*Required task*: Pick every line from the data that holds the word "name".

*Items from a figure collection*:
___

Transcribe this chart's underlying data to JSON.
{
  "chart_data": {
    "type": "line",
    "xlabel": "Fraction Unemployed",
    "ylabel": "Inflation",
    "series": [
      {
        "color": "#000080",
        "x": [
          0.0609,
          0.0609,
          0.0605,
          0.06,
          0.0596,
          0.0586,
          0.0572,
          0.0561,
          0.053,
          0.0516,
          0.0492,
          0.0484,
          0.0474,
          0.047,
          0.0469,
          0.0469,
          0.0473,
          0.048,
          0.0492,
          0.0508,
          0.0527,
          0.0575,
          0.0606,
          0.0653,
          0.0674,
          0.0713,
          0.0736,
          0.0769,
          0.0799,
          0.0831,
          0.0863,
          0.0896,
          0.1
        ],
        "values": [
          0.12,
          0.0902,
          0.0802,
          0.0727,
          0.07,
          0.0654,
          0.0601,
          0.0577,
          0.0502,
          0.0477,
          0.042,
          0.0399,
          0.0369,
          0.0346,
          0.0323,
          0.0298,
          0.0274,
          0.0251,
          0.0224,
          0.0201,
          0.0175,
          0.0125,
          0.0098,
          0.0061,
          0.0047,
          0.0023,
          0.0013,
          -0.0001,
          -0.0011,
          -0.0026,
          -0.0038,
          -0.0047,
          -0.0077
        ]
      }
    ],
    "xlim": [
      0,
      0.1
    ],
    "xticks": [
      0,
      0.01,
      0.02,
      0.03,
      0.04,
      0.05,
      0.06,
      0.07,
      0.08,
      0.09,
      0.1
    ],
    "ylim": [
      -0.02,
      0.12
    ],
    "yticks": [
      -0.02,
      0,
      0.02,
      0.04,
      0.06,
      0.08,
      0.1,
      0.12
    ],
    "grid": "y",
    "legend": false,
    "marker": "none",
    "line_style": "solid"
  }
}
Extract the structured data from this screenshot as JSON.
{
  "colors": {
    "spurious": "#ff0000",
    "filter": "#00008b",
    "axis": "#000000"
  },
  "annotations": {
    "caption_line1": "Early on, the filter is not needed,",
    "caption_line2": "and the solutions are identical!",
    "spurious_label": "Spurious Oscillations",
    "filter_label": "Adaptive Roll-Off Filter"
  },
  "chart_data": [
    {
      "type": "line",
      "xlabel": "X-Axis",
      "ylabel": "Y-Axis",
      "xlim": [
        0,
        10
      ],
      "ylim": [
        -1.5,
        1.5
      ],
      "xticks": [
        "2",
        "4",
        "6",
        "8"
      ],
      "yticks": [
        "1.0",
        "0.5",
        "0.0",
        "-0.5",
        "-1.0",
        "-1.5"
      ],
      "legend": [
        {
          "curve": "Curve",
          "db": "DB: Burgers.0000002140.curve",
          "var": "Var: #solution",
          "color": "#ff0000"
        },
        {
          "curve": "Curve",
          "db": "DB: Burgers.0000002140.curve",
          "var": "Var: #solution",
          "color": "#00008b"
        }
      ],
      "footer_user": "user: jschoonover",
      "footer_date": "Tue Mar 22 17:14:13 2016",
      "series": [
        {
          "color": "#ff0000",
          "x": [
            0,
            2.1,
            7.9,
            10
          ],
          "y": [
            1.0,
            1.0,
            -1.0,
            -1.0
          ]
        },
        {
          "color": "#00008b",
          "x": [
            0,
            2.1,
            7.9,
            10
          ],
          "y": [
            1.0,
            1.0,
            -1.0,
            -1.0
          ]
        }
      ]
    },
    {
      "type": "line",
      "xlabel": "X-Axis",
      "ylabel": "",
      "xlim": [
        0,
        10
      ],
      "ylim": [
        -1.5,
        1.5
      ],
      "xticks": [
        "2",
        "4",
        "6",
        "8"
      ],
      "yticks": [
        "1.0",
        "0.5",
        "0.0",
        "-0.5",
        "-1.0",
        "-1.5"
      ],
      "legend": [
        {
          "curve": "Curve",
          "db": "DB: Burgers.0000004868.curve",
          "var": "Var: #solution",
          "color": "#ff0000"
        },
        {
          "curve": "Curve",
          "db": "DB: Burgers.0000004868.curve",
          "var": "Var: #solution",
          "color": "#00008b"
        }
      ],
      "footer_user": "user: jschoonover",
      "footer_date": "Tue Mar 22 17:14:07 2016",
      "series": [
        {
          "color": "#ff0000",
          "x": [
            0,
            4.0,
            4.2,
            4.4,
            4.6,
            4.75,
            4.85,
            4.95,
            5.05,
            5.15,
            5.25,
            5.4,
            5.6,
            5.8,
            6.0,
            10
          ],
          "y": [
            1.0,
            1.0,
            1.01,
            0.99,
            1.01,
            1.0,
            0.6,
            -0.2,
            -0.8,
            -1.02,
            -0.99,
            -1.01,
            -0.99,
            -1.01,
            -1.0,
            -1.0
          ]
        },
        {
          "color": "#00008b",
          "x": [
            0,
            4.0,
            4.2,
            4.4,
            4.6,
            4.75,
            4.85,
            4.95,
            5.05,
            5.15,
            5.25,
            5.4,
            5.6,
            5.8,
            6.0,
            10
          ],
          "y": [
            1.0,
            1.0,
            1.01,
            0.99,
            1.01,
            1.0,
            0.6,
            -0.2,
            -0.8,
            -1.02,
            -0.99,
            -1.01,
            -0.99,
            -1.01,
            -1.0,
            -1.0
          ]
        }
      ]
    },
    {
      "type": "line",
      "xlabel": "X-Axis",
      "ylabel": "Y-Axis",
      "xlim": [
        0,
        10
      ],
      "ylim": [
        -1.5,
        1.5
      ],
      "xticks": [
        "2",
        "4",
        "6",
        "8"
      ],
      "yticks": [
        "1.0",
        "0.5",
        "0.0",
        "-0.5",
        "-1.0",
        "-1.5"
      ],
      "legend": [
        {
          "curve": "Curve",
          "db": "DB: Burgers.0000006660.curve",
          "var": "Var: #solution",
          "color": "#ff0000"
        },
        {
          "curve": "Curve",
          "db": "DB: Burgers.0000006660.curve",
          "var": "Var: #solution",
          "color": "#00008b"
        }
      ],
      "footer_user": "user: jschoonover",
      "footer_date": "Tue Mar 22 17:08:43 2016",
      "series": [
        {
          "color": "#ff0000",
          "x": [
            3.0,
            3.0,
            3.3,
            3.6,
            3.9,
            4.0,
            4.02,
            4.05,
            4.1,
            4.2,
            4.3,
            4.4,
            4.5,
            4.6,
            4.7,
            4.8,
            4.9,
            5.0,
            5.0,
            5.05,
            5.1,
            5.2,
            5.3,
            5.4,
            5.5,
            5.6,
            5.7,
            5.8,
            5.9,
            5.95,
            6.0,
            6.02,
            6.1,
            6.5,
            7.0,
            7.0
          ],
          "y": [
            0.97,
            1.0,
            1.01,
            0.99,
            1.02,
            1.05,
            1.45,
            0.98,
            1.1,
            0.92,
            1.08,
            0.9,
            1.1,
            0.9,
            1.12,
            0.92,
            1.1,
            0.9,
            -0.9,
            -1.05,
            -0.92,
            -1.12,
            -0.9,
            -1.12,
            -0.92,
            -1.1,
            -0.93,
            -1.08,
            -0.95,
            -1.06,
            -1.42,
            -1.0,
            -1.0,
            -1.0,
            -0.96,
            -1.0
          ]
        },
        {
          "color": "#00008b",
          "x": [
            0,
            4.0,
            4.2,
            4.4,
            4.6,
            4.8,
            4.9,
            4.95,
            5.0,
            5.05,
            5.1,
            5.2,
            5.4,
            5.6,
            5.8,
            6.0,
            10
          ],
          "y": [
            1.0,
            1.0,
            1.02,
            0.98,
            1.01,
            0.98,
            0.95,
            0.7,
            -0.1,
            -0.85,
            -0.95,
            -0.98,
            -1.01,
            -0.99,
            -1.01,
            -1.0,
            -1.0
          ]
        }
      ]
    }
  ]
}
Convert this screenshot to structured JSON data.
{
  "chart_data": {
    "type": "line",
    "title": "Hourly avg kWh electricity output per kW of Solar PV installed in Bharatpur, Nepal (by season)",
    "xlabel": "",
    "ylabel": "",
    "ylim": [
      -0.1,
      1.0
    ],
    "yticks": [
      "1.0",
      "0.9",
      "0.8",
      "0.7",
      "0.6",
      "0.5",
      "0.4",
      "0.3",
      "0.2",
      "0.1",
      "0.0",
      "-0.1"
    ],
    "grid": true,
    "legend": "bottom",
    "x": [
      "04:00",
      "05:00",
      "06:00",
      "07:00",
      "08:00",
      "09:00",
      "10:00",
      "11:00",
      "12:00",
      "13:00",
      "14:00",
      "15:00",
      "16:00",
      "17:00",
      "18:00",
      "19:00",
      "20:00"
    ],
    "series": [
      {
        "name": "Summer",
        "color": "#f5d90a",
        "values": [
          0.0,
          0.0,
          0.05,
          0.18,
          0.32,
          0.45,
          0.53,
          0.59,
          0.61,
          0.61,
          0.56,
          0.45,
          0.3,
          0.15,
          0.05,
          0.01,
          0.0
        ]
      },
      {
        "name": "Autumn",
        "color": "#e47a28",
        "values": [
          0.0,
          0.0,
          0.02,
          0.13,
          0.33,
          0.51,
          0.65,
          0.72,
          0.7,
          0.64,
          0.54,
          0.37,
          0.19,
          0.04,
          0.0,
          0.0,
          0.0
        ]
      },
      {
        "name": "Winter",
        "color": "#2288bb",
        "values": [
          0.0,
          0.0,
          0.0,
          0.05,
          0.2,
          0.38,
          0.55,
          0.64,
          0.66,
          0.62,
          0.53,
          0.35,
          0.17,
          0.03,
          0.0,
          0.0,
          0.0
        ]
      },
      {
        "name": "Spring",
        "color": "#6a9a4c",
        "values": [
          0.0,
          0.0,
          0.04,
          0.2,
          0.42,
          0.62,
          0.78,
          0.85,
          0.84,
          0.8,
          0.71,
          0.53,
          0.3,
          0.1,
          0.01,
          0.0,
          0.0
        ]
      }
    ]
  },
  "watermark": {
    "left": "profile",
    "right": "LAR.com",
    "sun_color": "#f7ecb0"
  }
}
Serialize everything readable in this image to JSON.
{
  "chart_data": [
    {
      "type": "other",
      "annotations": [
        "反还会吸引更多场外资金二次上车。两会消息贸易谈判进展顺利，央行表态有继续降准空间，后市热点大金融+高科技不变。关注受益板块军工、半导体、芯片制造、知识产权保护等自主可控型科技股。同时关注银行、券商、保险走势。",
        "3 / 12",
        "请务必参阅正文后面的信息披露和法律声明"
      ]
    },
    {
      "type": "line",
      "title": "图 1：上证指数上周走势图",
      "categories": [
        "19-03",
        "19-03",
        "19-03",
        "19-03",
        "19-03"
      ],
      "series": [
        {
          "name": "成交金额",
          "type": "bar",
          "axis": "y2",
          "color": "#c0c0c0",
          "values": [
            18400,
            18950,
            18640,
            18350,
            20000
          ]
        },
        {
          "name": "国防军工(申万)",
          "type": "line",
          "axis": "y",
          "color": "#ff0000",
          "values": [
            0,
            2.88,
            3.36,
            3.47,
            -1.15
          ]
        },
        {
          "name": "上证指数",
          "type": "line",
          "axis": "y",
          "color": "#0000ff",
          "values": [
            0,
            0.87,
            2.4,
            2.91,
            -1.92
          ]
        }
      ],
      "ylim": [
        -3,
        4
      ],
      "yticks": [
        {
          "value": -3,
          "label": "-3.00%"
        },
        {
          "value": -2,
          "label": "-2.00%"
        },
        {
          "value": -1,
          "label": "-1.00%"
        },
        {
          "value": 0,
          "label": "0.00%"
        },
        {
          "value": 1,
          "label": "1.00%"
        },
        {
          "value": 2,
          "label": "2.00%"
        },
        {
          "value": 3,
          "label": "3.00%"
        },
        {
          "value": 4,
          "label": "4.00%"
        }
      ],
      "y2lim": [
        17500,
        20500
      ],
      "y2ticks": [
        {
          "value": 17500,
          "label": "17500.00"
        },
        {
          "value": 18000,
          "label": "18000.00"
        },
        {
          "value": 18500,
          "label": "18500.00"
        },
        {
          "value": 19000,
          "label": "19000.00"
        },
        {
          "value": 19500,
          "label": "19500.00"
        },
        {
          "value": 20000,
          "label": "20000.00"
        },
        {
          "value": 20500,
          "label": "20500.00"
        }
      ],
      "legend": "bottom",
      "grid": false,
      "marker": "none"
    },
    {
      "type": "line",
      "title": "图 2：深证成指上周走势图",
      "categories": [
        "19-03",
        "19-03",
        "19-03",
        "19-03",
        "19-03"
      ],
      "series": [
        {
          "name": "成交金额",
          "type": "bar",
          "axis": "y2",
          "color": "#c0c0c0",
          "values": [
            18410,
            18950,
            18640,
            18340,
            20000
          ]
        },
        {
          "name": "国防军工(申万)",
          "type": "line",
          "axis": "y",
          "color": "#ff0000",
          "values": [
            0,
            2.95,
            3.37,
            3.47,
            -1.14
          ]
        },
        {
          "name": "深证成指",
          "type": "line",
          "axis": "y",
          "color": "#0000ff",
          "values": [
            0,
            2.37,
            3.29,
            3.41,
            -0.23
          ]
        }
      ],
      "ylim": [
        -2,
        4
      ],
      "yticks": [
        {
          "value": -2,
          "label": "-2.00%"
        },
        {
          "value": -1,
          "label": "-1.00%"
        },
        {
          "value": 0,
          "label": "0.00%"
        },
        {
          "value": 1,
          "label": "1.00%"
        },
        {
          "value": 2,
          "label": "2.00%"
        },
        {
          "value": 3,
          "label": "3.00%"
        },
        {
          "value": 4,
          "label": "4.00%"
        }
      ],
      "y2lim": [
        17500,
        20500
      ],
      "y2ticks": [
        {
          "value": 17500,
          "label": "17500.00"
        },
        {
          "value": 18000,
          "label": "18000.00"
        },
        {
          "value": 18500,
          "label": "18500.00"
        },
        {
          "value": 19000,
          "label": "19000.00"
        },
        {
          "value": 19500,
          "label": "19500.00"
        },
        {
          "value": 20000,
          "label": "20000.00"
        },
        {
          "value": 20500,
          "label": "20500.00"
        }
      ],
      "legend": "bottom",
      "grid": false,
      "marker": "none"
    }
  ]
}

___

*Exercise response*:
        "name": "Summer",
        "name": "Autumn",
        "name": "Winter",
        "name": "Spring",
          "name": "成交金额",
          "name": "国防军工(申万)",
          "name": "上证指数",
          "name": "成交金额",
          "name": "国防军工(申万)",
          "name": "深证成指",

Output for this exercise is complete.